- [Given request]:
Write the data out again in full, with no departure from the original.

____ Record excerpts

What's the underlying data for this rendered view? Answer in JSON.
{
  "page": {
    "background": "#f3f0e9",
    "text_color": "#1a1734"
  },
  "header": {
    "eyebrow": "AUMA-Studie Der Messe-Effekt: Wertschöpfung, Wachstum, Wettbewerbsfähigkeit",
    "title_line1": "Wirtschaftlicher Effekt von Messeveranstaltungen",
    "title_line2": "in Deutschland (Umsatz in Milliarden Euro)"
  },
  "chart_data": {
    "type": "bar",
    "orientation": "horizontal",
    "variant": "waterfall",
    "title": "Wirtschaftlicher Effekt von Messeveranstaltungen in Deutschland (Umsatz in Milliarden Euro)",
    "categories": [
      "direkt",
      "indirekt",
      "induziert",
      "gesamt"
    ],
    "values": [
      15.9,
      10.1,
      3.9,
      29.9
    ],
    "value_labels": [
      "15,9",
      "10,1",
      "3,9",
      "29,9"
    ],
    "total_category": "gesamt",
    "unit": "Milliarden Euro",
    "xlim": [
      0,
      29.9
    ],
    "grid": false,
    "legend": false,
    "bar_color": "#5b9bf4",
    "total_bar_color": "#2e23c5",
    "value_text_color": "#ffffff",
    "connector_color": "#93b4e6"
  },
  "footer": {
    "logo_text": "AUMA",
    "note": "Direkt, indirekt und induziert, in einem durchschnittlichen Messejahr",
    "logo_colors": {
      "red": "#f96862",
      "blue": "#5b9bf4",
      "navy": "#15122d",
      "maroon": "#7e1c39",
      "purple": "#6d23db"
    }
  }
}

________

- [Output of the exercise]:
What's the underlying data for this rendered view? Answer in JSON.
{
  "page": {
    "background": "#f3f0e9",
    "text_color": "#1a1734"
  },
  "header": {
    "eyebrow": "AUMA-Studie Der Messe-Effekt: Wertschöpfung, Wachstum, Wettbewerbsfähigkeit",
    "title_line1": "Wirtschaftlicher Effekt von Messeveranstaltungen",
    "title_line2": "in Deutschland (Umsatz in Milliarden Euro)"
  },
  "chart_data": {
    "type": "bar",
    "orientation": "horizontal",
    "variant": "waterfall",
    "title": "Wirtschaftlicher Effekt von Messeveranstaltungen in Deutschland (Umsatz in Milliarden Euro)",
    "categories": [
      "direkt",
      "indirekt",
      "induziert",
      "gesamt"
    ],
    "values": [
      15.9,
      10.1,
      3.9,
      29.9
    ],
    "value_labels": [
      "15,9",
      "10,1",
      "3,9",
      "29,9"
    ],
    "total_category": "gesamt",
    "unit": "Milliarden Euro",
    "xlim": [
      0,
      29.9
    ],
    "grid": false,
    "legend": false,
    "bar_color": "#5b9bf4",
    "total_bar_color": "#2e23c5",
    "value_text_color": "#ffffff",
    "connector_color": "#93b4e6"
  },
  "footer": {
    "logo_text": "AUMA",
    "note": "Direkt, indirekt und induziert, in einem durchschnittlichen Messejahr",
    "logo_colors": {
      "red": "#f96862",
      "blue": "#5b9bf4",
      "navy": "#15122d",
      "maroon": "#7e1c39",
      "purple": "#6d23db"
    }
  }
}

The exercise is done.